[Items from a figure collection]
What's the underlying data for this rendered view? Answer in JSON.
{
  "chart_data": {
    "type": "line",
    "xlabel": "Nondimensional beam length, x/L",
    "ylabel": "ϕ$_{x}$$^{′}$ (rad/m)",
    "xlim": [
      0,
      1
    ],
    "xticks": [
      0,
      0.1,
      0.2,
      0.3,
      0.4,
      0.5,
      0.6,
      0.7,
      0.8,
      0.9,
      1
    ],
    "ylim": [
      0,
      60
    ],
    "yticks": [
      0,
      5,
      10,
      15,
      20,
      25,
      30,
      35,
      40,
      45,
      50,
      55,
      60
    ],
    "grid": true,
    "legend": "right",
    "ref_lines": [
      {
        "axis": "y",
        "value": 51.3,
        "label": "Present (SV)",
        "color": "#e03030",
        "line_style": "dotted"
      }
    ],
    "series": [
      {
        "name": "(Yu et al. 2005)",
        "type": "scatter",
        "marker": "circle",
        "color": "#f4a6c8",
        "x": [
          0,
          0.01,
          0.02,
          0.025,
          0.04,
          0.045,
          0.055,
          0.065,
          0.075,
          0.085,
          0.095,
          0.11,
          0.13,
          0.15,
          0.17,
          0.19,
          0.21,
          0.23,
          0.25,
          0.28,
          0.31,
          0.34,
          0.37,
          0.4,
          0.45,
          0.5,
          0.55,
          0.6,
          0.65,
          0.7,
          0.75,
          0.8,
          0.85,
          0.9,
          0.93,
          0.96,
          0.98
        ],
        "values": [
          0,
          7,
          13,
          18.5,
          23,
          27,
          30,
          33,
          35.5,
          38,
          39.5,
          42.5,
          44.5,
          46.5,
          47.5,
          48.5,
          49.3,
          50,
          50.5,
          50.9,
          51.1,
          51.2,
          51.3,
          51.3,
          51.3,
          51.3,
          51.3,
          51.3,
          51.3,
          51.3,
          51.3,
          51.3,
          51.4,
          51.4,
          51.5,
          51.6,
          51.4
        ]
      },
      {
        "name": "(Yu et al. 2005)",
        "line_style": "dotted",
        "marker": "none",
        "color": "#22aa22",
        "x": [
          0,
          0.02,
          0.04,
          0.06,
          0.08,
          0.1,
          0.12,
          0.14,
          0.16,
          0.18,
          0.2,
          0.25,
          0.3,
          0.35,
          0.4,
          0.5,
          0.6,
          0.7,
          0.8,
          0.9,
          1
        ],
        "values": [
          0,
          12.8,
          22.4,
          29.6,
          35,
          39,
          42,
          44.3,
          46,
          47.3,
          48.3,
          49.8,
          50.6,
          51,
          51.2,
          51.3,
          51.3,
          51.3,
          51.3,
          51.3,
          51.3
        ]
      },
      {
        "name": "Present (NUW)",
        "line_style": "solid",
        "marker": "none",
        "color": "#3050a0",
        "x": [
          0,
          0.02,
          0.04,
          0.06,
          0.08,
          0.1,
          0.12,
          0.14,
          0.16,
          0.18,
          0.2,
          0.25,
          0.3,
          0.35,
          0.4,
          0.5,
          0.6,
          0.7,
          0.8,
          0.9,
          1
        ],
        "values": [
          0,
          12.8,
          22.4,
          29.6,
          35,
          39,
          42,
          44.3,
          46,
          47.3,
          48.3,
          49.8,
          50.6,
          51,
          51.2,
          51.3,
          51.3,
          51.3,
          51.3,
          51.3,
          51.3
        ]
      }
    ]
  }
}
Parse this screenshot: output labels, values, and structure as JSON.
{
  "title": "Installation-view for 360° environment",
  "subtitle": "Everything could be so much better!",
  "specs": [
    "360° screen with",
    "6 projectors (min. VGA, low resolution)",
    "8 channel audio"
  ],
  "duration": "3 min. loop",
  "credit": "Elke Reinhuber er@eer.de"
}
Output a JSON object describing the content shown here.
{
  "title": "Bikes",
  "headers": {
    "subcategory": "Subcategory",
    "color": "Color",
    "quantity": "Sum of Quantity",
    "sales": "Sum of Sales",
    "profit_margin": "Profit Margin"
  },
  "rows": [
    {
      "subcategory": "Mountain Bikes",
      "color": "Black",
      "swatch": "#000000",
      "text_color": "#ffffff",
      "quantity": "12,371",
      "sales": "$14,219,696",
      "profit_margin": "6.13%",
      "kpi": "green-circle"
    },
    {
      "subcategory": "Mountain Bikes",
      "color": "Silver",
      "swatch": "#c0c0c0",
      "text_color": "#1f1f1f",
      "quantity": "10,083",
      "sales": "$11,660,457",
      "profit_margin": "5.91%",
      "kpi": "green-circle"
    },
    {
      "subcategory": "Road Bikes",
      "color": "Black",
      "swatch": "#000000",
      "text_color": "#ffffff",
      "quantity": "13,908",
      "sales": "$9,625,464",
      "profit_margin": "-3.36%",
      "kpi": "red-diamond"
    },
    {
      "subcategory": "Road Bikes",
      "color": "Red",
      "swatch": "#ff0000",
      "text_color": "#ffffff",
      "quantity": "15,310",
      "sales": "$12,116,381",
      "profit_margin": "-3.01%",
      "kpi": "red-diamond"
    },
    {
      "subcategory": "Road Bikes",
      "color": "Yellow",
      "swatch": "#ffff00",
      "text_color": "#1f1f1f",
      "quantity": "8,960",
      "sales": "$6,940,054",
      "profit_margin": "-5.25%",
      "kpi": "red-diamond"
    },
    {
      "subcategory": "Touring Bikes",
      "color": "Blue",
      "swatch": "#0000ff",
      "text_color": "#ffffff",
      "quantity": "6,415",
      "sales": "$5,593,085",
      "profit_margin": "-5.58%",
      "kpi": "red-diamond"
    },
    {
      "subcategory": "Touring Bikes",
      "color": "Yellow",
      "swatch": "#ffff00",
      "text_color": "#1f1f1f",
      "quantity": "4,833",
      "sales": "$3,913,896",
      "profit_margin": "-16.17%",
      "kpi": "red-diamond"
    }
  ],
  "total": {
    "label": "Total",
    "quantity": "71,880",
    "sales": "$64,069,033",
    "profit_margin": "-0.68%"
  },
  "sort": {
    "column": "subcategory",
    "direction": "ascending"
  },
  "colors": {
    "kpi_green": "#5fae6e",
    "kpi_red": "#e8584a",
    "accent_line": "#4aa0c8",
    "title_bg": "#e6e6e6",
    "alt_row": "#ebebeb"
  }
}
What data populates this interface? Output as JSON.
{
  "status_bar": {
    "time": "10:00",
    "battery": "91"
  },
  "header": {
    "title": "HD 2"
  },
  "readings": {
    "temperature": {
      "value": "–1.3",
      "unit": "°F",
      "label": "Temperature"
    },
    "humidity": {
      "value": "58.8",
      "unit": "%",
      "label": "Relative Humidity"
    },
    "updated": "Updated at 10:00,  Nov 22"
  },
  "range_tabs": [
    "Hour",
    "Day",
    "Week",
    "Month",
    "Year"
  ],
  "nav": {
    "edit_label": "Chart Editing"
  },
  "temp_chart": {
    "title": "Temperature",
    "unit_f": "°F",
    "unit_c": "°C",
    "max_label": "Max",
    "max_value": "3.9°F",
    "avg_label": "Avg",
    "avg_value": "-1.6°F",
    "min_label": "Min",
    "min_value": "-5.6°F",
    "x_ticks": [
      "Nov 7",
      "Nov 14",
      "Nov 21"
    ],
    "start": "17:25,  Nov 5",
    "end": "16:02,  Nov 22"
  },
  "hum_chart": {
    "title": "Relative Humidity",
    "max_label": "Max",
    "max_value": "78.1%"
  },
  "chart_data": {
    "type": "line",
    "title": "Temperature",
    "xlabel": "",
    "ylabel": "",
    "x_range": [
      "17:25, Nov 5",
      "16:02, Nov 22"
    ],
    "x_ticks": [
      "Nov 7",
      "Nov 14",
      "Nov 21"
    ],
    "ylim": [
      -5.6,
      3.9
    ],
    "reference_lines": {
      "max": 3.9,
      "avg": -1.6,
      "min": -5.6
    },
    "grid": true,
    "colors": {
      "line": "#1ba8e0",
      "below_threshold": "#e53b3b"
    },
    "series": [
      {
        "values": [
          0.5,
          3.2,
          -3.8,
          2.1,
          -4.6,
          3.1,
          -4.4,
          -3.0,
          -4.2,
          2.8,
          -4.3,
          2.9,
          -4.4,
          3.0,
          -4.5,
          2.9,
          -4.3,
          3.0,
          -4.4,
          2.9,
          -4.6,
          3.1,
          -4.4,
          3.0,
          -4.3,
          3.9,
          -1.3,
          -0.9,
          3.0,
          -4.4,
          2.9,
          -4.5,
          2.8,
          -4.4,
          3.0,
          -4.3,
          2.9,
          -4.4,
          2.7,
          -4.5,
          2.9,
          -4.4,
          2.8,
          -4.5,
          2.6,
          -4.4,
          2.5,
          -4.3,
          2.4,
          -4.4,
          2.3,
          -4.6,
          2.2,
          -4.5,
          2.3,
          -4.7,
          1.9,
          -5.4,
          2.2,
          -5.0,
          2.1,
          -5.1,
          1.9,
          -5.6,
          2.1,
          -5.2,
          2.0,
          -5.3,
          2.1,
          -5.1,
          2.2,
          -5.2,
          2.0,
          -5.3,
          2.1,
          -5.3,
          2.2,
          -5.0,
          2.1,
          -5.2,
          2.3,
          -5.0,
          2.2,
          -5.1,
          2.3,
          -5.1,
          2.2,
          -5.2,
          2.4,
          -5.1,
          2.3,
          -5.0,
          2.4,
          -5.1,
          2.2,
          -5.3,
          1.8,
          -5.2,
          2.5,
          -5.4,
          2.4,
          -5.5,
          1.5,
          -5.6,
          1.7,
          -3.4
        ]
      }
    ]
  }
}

**OBJECTIVE:** Using the listing above, say how many of its lines contain the string "sales", giving nothing but the figure.

**FINAL RESULT:** 9